=== Exercise prompt ===
Copy out, from the entries below, each line holding the string "Gubernur".

(Saved entries)
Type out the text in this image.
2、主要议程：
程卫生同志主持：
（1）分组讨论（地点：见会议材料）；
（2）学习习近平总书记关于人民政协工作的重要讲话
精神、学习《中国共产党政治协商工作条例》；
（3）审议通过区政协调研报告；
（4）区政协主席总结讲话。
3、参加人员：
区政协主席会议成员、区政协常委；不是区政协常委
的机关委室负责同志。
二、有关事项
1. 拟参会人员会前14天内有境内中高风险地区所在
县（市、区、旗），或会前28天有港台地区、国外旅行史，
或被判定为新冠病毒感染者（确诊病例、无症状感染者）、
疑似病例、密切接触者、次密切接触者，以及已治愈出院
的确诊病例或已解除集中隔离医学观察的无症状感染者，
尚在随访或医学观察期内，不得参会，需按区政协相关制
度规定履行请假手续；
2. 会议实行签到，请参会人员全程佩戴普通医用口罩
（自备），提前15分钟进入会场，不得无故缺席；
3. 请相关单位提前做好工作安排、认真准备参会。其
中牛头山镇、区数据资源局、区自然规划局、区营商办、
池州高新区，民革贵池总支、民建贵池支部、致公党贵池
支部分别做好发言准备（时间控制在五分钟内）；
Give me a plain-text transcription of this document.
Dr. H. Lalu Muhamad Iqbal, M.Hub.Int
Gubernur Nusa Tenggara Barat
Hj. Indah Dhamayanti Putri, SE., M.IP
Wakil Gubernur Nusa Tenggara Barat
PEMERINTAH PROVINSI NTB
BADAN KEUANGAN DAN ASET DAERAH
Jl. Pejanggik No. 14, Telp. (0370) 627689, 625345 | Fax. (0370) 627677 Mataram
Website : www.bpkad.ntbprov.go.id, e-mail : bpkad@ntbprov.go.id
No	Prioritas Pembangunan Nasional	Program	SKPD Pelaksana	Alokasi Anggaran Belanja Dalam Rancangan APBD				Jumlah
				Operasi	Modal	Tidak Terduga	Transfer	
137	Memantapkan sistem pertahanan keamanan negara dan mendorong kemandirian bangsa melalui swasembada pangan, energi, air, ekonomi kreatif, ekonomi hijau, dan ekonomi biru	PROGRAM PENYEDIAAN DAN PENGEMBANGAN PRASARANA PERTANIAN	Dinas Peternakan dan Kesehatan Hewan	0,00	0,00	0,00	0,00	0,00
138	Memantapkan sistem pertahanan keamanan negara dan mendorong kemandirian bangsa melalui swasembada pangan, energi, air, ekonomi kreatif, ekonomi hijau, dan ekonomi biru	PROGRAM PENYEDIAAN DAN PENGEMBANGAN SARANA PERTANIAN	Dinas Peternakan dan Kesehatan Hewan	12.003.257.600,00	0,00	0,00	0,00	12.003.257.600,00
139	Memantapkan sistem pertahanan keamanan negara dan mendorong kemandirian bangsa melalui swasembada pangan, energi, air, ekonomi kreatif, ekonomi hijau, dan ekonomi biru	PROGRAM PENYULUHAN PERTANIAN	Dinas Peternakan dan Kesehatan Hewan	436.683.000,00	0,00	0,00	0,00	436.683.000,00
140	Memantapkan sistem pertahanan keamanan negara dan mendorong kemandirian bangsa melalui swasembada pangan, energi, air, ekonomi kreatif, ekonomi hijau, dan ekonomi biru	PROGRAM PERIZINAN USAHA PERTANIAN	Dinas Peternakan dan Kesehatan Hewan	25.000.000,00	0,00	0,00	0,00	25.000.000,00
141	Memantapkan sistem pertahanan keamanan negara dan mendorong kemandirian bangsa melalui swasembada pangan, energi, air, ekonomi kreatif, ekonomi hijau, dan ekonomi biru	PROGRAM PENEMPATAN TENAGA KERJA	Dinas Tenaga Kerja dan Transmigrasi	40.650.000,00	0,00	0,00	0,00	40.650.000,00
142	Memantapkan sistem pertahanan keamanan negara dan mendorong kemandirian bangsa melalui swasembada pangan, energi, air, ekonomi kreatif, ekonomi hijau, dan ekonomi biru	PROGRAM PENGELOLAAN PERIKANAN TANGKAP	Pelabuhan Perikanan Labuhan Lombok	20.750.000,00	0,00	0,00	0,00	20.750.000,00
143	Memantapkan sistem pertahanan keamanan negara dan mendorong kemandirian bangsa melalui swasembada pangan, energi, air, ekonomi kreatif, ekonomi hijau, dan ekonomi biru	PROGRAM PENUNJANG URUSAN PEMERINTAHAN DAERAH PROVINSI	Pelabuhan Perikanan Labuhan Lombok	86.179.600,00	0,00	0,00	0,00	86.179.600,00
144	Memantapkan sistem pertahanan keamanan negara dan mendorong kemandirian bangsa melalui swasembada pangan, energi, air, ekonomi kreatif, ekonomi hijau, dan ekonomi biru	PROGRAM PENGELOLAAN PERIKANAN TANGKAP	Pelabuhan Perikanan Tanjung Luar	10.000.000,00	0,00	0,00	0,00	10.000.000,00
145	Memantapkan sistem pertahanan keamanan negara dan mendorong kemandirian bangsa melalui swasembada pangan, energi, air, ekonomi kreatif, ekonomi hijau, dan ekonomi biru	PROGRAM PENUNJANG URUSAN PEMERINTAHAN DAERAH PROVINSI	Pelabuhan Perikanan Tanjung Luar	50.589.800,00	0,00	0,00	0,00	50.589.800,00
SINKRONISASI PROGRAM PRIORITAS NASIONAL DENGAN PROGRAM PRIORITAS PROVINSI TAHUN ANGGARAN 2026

=== Written solution ===
Gubernur Nusa Tenggara Barat
Wakil Gubernur Nusa Tenggara Barat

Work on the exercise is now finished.